-- Start of Data for processing --

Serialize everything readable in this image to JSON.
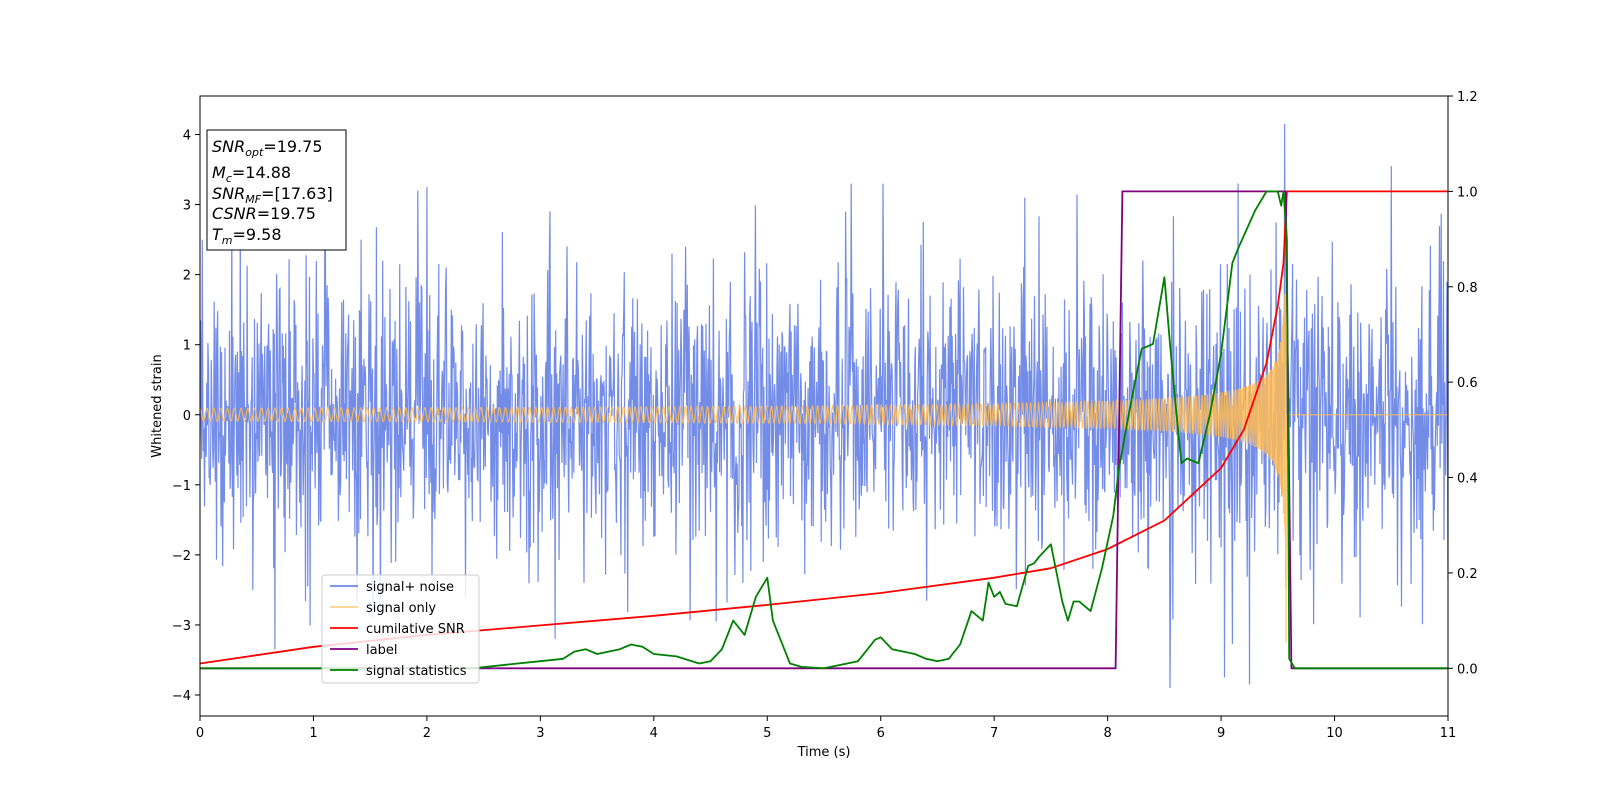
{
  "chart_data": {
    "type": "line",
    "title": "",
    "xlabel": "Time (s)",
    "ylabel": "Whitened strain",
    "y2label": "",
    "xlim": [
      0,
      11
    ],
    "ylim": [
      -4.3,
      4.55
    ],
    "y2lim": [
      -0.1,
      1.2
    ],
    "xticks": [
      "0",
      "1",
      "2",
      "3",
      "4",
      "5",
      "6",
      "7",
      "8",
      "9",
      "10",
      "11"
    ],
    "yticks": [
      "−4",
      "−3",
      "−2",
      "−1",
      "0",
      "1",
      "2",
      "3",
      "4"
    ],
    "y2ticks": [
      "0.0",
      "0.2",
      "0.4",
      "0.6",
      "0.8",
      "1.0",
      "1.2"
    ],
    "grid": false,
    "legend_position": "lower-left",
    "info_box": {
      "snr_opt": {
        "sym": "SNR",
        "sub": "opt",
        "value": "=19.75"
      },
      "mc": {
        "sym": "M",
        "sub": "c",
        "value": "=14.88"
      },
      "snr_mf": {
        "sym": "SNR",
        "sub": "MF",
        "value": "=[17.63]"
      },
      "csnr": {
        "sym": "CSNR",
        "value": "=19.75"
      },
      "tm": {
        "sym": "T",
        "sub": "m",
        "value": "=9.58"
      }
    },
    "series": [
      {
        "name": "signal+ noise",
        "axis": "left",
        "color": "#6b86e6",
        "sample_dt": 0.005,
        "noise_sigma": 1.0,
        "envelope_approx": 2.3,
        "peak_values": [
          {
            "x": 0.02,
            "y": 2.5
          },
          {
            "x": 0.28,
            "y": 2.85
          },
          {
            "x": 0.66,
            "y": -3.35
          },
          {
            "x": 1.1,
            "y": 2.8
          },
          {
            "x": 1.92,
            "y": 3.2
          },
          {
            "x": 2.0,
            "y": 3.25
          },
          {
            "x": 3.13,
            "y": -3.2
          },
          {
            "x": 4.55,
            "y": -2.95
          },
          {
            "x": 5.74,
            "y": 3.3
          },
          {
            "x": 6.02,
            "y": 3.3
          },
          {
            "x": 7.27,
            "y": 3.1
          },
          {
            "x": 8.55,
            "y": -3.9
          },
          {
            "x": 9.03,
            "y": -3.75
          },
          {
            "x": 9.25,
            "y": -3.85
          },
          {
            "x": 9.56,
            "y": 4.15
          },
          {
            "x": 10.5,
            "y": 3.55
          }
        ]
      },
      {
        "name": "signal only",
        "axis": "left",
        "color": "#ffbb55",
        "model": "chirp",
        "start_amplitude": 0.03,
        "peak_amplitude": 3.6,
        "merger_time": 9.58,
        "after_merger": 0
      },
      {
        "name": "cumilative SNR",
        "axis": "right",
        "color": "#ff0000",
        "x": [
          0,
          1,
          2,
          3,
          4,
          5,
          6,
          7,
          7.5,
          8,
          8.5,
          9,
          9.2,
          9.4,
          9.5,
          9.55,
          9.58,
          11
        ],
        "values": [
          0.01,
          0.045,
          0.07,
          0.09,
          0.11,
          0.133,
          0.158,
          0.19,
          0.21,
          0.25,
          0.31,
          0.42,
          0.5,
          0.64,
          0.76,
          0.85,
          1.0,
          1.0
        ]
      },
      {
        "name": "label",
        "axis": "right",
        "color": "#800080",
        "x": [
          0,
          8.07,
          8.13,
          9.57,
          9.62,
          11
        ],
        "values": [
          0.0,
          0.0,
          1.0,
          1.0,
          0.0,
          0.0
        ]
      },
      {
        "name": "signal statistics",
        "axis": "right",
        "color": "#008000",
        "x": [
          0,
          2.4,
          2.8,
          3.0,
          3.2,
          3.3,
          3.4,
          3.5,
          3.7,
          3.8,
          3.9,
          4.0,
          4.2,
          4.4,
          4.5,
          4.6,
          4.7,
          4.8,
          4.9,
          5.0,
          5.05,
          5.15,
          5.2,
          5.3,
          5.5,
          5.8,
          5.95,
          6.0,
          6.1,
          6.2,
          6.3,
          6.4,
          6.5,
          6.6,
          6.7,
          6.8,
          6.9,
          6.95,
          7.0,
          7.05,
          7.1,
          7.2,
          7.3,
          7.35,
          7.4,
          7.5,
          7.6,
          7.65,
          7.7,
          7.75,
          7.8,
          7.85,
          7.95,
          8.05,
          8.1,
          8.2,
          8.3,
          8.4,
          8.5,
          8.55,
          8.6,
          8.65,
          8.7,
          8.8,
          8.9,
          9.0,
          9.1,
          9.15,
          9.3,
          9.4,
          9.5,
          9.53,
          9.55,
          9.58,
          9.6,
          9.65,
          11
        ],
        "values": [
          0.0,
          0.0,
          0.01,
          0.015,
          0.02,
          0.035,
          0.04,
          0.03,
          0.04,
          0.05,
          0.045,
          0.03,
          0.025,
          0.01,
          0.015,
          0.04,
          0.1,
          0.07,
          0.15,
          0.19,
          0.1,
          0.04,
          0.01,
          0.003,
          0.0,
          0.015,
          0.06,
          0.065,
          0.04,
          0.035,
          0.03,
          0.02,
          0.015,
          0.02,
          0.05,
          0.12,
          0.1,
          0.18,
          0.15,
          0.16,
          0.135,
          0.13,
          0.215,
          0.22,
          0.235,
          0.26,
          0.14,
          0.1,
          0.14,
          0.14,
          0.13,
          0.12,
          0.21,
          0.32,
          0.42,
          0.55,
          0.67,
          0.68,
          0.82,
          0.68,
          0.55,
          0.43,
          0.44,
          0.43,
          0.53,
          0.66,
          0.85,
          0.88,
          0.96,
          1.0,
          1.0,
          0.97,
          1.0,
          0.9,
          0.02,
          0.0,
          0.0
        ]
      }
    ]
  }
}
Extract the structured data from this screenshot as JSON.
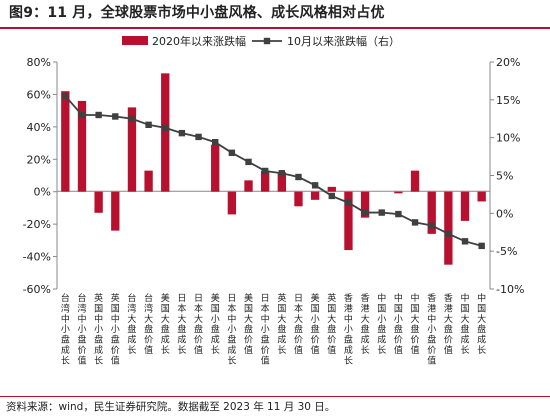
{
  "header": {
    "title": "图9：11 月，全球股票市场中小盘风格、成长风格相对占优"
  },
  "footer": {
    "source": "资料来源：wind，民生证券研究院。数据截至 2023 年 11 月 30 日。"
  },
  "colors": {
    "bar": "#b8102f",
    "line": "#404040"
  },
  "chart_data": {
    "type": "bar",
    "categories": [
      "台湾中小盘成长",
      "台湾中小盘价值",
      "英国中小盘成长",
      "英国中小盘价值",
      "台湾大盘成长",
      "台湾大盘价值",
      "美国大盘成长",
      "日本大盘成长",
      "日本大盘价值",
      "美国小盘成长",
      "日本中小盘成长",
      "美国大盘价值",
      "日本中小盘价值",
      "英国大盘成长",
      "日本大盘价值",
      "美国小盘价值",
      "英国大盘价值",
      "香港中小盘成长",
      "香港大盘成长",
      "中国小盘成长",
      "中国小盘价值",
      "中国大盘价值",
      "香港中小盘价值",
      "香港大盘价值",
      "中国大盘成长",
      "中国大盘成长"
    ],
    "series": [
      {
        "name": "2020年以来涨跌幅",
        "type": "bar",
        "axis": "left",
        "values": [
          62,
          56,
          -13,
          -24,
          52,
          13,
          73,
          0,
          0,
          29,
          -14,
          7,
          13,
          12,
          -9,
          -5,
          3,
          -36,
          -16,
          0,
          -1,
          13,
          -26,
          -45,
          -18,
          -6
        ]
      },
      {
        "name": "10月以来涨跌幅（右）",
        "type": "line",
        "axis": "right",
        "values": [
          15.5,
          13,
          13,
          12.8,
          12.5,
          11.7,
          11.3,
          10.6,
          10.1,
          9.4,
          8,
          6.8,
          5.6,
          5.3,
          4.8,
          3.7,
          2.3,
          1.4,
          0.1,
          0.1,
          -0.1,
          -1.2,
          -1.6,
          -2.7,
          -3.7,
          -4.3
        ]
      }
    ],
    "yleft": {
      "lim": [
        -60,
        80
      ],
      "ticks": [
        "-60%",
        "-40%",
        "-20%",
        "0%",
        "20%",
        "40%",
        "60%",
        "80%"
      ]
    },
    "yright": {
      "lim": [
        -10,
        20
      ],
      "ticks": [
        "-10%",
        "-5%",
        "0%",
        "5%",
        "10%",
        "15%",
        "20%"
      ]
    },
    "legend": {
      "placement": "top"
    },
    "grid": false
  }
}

-- End of Data for processing --
-- Start of Data for processing --

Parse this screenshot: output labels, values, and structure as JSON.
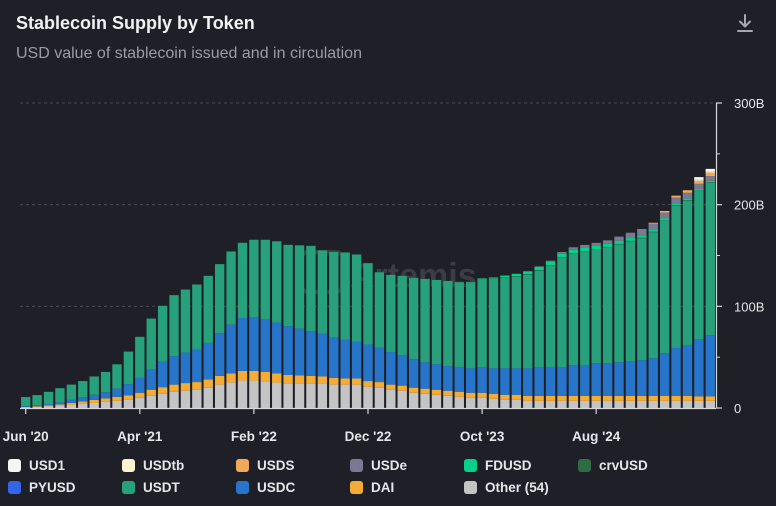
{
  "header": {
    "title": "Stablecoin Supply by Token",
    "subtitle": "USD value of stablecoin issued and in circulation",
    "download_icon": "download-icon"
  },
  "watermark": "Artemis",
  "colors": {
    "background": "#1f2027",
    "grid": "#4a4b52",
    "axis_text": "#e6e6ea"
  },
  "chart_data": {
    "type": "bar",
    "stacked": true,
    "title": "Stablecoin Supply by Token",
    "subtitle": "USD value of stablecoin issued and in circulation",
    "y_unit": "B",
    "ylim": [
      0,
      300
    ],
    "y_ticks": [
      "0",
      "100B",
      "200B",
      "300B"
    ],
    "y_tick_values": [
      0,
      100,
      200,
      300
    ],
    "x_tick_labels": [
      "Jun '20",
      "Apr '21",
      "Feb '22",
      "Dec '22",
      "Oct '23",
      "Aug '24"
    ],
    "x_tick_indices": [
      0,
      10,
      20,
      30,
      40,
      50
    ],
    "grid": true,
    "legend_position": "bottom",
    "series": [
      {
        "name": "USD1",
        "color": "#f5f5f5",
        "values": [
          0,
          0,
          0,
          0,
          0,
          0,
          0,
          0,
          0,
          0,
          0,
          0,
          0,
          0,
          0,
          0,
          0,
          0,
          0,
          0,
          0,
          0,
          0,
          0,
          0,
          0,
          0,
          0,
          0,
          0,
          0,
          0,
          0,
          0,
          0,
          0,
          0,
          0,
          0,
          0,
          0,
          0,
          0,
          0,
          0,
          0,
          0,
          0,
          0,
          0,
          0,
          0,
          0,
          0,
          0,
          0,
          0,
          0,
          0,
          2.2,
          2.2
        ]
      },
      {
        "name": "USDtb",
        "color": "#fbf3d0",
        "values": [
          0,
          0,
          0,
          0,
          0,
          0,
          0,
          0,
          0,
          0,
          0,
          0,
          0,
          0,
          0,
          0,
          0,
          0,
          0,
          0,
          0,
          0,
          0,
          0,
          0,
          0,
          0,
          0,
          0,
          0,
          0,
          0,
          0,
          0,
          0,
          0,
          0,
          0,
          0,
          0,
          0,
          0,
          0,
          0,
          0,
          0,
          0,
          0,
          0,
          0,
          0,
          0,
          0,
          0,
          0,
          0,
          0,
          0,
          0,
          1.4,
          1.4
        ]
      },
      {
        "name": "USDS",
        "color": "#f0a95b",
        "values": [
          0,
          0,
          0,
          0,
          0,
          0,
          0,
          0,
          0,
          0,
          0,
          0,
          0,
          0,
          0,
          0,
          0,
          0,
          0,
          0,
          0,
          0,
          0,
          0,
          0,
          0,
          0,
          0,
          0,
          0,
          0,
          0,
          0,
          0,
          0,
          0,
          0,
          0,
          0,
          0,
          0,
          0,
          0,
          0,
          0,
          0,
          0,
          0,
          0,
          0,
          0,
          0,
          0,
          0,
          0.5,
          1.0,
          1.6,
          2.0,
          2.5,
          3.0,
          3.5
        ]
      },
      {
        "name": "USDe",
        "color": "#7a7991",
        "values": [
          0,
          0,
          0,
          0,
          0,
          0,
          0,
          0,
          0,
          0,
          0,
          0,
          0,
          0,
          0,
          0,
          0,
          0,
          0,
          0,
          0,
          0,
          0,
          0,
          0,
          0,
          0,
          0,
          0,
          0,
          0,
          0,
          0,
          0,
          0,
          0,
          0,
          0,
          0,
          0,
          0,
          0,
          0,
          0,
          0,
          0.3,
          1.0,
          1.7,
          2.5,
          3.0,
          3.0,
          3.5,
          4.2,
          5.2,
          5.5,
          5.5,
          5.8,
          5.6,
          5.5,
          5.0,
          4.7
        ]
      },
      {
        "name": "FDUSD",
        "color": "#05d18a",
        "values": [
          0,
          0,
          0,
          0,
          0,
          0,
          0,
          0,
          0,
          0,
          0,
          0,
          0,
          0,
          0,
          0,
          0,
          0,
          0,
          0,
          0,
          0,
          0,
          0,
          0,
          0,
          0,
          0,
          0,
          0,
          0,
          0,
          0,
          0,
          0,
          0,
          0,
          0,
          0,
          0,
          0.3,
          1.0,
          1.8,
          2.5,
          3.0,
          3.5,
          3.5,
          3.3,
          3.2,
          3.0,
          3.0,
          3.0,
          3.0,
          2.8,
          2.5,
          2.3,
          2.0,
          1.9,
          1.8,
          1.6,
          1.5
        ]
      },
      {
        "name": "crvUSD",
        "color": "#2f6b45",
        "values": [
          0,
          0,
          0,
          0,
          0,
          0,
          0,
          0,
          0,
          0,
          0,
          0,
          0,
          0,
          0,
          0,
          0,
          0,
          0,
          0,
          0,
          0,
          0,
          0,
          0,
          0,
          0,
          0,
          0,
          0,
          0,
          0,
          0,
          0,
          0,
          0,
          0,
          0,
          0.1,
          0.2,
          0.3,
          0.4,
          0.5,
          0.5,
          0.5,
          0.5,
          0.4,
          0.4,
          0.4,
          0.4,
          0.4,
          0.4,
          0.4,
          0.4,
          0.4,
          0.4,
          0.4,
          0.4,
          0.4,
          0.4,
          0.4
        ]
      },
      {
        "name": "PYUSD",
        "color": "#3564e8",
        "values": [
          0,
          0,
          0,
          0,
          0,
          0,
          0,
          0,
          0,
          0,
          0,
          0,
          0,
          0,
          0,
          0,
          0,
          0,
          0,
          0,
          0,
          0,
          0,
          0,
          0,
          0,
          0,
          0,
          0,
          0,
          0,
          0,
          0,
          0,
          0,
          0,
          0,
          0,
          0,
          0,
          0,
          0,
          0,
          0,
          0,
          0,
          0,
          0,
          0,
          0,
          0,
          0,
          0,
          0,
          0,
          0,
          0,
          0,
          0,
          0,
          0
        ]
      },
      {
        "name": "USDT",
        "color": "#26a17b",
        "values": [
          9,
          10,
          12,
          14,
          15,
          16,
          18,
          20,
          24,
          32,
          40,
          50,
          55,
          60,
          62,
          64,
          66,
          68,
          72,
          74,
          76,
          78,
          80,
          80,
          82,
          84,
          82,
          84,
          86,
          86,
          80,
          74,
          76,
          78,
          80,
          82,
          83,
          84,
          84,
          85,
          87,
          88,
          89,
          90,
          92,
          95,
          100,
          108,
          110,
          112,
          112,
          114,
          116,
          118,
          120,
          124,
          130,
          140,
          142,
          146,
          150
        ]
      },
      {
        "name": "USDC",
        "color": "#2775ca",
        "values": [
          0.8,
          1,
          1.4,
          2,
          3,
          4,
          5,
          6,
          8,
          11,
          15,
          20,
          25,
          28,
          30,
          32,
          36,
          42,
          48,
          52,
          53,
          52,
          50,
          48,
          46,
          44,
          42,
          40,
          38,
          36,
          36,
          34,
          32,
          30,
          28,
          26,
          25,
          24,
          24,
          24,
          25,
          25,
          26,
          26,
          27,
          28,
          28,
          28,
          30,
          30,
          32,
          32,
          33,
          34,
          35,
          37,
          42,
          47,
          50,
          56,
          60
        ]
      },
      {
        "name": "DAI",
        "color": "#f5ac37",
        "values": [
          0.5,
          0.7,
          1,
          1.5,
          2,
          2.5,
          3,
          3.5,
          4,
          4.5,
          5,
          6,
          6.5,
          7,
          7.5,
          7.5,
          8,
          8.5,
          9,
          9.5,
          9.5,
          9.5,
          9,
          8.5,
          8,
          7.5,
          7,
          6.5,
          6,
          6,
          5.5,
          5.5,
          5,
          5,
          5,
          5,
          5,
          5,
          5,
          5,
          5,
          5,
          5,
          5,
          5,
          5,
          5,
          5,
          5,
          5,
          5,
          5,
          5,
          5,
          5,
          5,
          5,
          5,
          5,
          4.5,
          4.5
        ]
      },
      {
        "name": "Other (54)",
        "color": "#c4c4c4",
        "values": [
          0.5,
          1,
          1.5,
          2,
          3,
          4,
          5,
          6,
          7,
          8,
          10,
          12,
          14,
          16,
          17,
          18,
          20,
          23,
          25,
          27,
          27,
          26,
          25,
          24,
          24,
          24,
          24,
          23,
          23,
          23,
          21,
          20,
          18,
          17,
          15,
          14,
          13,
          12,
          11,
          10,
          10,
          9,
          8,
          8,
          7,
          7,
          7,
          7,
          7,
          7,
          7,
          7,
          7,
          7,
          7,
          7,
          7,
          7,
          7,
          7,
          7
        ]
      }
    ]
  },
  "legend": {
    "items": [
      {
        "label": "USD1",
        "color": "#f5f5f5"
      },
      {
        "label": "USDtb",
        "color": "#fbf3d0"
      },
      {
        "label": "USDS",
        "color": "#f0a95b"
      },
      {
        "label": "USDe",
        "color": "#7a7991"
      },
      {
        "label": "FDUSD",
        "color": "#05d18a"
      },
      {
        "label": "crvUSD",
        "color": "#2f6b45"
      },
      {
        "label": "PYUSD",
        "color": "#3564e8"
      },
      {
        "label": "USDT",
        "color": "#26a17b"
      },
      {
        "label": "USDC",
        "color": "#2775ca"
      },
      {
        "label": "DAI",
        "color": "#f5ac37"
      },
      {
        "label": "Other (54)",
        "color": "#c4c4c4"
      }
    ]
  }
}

-- End of Data for processing --
-- Start of Data for processing --

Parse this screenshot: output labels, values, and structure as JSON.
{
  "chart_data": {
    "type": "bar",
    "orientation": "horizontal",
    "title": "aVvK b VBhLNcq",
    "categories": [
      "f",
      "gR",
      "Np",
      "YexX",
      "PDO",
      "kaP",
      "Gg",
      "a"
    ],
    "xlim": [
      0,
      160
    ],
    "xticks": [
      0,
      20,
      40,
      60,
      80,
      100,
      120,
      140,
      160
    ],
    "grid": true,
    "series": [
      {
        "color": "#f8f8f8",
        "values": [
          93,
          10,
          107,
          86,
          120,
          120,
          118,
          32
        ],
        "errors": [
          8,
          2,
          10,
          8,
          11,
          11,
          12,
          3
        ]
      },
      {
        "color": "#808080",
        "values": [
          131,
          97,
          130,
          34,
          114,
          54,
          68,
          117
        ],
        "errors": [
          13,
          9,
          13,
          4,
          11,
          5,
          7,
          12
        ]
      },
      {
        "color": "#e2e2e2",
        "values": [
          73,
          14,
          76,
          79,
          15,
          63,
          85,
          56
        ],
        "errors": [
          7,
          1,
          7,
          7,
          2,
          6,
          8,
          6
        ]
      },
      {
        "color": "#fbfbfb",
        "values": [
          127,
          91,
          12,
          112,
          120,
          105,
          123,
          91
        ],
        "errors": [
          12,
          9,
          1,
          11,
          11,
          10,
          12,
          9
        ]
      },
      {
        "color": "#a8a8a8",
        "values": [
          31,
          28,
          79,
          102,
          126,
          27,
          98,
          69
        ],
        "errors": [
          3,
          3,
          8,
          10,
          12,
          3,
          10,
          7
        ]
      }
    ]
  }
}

-- End of Data for processing --

◆ Challenge
For the listing above, identify each line bearing "grid".

◆ Solution
    "grid": false,
    "grid": false
    "grid": "#4a4b52",
    "grid": true,
    "grid": true,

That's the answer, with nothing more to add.